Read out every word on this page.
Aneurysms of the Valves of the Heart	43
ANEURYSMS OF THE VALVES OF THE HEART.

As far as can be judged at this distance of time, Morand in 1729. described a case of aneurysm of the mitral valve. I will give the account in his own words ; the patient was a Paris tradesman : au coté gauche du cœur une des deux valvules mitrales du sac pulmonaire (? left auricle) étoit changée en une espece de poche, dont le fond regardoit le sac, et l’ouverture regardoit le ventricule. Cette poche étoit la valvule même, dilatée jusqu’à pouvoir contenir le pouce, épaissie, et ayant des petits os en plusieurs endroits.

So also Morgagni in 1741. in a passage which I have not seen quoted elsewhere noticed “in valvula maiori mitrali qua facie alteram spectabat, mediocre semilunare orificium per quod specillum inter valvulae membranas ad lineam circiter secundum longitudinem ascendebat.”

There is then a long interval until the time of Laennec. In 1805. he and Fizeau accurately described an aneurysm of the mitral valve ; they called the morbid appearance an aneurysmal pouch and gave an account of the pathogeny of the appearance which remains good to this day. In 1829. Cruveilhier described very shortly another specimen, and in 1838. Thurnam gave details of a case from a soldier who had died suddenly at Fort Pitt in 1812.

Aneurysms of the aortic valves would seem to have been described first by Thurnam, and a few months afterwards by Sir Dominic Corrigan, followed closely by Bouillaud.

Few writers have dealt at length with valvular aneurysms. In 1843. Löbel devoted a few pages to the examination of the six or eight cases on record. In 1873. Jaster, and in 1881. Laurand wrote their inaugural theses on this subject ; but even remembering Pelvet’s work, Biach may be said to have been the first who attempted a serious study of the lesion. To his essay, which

§

Work request:
Without omitting any record, transcribe the data exactly.

Result of the exercise:
Read out every word on this page.
Aneurysms of the Valves of the Heart	43
ANEURYSMS OF THE VALVES OF THE HEART.

As far as can be judged at this distance of time, Morand in 1729. described a case of aneurysm of the mitral valve. I will give the account in his own words ; the patient was a Paris tradesman : au coté gauche du cœur une des deux valvules mitrales du sac pulmonaire (? left auricle) étoit changée en une espece de poche, dont le fond regardoit le sac, et l’ouverture regardoit le ventricule. Cette poche étoit la valvule même, dilatée jusqu’à pouvoir contenir le pouce, épaissie, et ayant des petits os en plusieurs endroits.

So also Morgagni in 1741. in a passage which I have not seen quoted elsewhere noticed “in valvula maiori mitrali qua facie alteram spectabat, mediocre semilunare orificium per quod specillum inter valvulae membranas ad lineam circiter secundum longitudinem ascendebat.”

There is then a long interval until the time of Laennec. In 1805. he and Fizeau accurately described an aneurysm of the mitral valve ; they called the morbid appearance an aneurysmal pouch and gave an account of the pathogeny of the appearance which remains good to this day. In 1829. Cruveilhier described very shortly another specimen, and in 1838. Thurnam gave details of a case from a soldier who had died suddenly at Fort Pitt in 1812.

Aneurysms of the aortic valves would seem to have been described first by Thurnam, and a few months afterwards by Sir Dominic Corrigan, followed closely by Bouillaud.

Few writers have dealt at length with valvular aneurysms. In 1843. Löbel devoted a few pages to the examination of the six or eight cases on record. In 1873. Jaster, and in 1881. Laurand wrote their inaugural theses on this subject ; but even remembering Pelvet’s work, Biach may be said to have been the first who attempted a serious study of the lesion. To his essay, which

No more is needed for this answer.